* GOAL:
State the number of lines with the string "this" in them, and nothing else.
-- begin EXERCISE INPUT --
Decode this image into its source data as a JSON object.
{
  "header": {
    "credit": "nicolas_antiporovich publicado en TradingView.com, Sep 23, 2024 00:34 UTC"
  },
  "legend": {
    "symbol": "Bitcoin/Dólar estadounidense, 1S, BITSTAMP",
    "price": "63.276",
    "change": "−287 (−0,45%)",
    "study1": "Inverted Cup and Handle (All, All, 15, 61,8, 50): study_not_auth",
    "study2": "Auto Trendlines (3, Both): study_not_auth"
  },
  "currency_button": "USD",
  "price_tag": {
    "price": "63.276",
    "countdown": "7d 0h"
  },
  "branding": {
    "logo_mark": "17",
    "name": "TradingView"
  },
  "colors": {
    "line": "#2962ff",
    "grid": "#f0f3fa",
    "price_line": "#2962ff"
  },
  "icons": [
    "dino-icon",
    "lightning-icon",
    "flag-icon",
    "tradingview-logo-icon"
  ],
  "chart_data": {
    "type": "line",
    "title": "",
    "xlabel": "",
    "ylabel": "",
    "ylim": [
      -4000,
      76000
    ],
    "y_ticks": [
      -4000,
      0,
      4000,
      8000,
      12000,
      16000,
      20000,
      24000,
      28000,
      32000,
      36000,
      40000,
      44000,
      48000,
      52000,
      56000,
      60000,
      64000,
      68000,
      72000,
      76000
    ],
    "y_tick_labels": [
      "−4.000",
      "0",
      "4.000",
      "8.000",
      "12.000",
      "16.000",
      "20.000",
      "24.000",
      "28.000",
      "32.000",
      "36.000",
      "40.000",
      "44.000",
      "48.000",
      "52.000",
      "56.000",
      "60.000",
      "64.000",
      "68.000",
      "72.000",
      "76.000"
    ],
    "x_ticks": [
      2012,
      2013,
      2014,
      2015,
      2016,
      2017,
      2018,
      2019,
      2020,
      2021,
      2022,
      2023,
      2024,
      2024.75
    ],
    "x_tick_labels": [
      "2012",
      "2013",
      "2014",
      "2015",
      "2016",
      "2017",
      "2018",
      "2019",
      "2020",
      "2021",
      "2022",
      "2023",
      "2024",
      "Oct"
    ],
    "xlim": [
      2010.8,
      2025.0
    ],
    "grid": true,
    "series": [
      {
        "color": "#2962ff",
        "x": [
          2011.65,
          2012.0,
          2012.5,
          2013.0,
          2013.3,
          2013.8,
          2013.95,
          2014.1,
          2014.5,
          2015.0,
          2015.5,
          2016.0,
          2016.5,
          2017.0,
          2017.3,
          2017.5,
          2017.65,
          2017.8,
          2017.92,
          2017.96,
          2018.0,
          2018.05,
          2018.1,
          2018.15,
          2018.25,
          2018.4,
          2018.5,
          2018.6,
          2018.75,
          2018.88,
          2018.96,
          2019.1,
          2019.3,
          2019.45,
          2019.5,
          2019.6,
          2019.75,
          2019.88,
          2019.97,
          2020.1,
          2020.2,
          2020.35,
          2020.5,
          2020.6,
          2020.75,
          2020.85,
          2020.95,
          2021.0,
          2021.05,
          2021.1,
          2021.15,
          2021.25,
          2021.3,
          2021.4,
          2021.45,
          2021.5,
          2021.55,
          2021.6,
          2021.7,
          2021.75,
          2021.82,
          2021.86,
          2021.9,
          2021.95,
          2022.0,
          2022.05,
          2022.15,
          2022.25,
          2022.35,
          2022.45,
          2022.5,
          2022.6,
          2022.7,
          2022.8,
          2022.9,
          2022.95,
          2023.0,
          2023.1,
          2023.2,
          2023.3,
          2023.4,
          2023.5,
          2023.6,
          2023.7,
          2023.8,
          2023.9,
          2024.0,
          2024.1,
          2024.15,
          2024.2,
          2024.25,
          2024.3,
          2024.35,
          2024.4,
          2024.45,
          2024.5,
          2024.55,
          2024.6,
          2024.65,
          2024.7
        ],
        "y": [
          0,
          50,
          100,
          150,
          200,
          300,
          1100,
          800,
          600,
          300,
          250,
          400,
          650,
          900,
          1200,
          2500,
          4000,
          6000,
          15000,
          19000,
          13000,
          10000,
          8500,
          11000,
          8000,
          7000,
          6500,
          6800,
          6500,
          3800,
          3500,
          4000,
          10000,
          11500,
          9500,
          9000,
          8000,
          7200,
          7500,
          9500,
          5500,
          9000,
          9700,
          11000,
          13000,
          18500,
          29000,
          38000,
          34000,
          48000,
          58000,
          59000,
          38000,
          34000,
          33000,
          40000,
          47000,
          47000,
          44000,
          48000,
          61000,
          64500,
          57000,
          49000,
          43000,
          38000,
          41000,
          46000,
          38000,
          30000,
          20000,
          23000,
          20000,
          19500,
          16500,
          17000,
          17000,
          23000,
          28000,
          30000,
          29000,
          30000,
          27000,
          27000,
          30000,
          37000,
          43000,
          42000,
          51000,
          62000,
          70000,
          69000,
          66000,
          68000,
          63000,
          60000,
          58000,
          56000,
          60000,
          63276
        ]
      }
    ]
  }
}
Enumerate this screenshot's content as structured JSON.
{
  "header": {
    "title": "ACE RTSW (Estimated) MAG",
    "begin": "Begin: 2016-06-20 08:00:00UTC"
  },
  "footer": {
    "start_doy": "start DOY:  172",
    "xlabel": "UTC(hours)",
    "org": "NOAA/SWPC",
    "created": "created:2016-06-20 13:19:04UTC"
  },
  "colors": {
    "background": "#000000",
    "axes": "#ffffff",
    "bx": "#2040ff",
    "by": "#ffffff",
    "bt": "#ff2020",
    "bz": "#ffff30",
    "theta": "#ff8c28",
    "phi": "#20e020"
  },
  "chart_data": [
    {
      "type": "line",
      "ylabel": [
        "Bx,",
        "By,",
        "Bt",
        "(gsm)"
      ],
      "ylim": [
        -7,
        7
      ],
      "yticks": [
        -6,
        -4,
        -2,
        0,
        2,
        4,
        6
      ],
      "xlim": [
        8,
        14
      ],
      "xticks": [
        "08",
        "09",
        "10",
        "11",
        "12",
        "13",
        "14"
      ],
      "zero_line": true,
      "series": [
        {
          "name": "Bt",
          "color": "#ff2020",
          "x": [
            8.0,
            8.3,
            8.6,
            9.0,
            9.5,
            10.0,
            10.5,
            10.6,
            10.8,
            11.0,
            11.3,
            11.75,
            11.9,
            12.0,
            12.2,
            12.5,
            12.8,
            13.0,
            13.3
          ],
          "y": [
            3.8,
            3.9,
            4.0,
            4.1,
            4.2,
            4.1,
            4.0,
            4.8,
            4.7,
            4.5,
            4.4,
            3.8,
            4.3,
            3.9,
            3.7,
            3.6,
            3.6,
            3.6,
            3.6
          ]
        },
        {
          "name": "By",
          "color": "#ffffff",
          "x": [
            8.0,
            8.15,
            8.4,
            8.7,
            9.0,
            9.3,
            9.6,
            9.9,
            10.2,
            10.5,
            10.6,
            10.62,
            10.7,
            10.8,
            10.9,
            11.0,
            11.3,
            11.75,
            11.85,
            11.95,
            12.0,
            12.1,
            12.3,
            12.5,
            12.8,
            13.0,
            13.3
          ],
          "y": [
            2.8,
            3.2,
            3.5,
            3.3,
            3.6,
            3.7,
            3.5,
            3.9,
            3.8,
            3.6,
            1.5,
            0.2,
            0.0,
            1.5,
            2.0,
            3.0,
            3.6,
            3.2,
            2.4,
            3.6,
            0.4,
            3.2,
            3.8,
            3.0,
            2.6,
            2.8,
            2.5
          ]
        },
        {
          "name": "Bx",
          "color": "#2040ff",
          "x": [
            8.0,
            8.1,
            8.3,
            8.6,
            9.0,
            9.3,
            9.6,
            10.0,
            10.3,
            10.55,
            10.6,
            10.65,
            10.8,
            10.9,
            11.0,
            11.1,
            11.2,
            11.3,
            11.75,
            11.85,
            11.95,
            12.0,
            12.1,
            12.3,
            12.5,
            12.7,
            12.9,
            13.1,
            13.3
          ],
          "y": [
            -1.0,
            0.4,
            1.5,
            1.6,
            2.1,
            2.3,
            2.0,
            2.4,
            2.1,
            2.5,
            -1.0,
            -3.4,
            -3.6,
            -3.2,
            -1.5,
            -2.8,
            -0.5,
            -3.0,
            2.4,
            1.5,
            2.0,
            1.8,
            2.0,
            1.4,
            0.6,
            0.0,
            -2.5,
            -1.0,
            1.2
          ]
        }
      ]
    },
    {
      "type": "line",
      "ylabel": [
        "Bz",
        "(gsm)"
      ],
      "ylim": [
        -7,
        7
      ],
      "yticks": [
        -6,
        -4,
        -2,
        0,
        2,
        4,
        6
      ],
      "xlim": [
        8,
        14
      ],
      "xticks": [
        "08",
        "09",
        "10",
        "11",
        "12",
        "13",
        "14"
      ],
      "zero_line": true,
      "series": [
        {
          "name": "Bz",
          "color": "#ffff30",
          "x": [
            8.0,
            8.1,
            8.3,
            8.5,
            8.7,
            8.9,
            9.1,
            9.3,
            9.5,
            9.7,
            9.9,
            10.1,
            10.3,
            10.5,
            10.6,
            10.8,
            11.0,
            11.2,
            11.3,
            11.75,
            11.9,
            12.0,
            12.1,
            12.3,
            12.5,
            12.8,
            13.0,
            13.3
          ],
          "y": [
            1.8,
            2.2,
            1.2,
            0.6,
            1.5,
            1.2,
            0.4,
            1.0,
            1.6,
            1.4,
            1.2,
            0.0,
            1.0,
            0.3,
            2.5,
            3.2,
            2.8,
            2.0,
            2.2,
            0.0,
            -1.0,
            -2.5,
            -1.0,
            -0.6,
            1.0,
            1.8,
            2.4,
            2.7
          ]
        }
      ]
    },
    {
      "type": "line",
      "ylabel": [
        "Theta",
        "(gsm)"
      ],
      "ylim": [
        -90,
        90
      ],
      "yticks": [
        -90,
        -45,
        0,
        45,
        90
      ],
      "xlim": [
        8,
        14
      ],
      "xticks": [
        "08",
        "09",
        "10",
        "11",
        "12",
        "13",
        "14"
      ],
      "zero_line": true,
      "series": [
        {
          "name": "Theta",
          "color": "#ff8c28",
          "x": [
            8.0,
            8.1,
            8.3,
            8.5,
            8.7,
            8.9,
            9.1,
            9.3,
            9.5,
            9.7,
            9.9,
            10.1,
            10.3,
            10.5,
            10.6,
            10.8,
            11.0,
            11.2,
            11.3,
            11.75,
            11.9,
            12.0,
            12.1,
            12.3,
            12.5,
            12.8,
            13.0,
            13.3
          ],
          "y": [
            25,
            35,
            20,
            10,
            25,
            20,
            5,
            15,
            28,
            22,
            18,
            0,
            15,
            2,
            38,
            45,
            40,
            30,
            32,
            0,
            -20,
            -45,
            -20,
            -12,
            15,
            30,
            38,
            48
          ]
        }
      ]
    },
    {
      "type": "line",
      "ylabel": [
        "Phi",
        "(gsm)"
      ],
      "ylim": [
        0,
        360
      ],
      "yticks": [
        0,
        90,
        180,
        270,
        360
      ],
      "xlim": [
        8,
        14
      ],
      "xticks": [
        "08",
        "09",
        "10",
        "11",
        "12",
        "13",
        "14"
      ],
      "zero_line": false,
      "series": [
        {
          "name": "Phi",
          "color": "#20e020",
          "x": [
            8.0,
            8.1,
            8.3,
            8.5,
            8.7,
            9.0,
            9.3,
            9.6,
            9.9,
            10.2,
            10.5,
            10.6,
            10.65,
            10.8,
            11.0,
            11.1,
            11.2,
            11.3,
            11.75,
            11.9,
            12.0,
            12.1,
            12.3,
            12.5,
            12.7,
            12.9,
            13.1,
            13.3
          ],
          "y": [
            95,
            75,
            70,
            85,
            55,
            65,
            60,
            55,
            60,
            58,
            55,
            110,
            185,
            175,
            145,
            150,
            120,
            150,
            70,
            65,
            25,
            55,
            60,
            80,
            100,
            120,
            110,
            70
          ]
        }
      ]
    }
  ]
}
-- end EXERCISE INPUT --
* FULL SOLUTION:
2